* **Brief**
Collect each line containing "本年预算数".
___ Supplied material ___
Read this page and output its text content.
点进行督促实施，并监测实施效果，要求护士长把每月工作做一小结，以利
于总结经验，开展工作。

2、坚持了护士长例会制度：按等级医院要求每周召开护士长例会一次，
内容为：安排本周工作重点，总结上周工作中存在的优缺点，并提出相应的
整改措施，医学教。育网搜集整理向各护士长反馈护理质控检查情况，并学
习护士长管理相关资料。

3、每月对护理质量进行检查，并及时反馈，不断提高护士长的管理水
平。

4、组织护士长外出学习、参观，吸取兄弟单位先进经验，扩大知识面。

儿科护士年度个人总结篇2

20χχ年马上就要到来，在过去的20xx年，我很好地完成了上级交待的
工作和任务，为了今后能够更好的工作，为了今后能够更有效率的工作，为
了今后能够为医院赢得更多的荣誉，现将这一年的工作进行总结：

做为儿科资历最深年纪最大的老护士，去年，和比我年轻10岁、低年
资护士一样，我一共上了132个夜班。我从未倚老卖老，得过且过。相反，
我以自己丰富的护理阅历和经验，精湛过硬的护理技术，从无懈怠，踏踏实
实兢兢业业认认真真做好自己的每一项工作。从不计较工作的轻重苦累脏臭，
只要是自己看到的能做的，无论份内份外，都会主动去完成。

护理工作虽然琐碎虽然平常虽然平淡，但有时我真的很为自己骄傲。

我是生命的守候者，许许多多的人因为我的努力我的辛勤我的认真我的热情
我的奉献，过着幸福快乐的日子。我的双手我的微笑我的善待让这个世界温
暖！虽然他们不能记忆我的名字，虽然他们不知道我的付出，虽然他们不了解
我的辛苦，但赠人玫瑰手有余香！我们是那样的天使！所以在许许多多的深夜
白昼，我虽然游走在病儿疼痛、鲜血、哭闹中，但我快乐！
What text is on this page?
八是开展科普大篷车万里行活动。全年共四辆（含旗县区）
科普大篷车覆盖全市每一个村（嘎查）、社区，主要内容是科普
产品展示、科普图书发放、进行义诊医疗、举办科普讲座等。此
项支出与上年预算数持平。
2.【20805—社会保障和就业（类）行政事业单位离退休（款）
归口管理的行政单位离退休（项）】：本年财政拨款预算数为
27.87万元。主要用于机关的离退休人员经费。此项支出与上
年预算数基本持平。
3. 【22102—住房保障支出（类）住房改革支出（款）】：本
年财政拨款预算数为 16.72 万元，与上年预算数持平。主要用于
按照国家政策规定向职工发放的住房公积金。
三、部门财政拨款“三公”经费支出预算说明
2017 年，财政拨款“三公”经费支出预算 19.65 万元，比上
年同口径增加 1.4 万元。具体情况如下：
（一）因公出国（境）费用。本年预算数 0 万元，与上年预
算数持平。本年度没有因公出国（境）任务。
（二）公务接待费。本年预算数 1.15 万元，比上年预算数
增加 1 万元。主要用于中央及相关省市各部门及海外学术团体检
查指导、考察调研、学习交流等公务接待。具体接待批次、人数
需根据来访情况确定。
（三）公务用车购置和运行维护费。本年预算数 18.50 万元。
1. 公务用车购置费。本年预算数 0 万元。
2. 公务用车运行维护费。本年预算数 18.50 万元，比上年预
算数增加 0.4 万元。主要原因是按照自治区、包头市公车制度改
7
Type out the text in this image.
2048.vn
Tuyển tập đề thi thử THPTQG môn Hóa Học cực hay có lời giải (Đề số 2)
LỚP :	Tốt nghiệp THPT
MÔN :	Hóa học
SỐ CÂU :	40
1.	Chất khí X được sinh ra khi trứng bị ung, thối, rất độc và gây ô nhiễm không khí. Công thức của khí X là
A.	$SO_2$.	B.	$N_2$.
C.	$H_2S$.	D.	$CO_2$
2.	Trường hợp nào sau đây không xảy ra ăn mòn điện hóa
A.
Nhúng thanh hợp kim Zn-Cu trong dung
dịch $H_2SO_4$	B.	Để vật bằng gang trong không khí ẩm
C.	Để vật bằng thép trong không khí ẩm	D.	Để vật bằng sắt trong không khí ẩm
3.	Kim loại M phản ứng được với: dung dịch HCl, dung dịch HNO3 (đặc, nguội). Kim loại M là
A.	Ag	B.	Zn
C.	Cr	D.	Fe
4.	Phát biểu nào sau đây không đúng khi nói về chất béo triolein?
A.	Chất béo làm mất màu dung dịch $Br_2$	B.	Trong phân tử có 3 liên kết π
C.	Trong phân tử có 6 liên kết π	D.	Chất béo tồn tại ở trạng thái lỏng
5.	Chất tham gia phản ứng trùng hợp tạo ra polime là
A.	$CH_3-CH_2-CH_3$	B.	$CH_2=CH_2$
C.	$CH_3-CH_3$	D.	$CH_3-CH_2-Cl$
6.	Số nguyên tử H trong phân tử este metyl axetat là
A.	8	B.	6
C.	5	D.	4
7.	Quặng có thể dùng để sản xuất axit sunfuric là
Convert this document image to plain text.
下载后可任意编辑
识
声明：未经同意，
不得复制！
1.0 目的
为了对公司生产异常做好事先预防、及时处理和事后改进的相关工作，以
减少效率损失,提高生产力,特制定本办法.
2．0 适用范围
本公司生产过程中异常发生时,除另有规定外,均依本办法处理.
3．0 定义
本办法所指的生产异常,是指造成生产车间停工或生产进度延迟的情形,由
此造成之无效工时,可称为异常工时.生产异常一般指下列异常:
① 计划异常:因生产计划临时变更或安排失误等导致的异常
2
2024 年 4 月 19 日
___
* **Response**
（一）因公出国（境）费用。本年预算数 0 万元，与上年预
（二）公务接待费。本年预算数 1.15 万元，比上年预算数
（三）公务用车购置和运行维护费。本年预算数 18.50 万元。
1. 公务用车购置费。本年预算数 0 万元。
2. 公务用车运行维护费。本年预算数 18.50 万元，比上年预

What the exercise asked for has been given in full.